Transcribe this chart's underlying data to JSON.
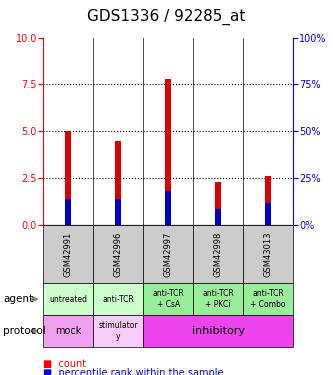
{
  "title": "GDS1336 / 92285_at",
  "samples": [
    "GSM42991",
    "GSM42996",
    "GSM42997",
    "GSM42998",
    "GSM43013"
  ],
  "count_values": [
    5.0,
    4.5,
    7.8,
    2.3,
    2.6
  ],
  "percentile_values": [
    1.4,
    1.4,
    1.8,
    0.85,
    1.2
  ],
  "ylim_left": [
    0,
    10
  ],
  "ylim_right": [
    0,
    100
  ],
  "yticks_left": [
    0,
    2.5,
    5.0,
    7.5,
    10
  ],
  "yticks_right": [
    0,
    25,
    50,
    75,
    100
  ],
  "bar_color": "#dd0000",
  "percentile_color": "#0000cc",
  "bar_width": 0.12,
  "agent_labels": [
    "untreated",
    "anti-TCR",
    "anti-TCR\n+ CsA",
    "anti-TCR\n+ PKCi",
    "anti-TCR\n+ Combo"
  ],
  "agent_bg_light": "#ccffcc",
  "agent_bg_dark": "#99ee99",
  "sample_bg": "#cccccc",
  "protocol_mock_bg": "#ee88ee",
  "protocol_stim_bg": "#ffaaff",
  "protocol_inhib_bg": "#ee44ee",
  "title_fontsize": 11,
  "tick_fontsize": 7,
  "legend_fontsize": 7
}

## The exercise
Your task is to retype all the entries exactly and leave out any pictures.

## Correct result
Transcribe this chart's underlying data to JSON.
{
  "title": "GDS1336 / 92285_at",
  "samples": [
    "GSM42991",
    "GSM42996",
    "GSM42997",
    "GSM42998",
    "GSM43013"
  ],
  "count_values": [
    5.0,
    4.5,
    7.8,
    2.3,
    2.6
  ],
  "percentile_values": [
    1.4,
    1.4,
    1.8,
    0.85,
    1.2
  ],
  "ylim_left": [
    0,
    10
  ],
  "ylim_right": [
    0,
    100
  ],
  "yticks_left": [
    0,
    2.5,
    5.0,
    7.5,
    10
  ],
  "yticks_right": [
    0,
    25,
    50,
    75,
    100
  ],
  "bar_color": "#dd0000",
  "percentile_color": "#0000cc",
  "bar_width": 0.12,
  "agent_labels": [
    "untreated",
    "anti-TCR",
    "anti-TCR\n+ CsA",
    "anti-TCR\n+ PKCi",
    "anti-TCR\n+ Combo"
  ],
  "agent_bg_light": "#ccffcc",
  "agent_bg_dark": "#99ee99",
  "sample_bg": "#cccccc",
  "protocol_mock_bg": "#ee88ee",
  "protocol_stim_bg": "#ffaaff",
  "protocol_inhib_bg": "#ee44ee",
  "title_fontsize": 11,
  "tick_fontsize": 7,
  "legend_fontsize": 7
}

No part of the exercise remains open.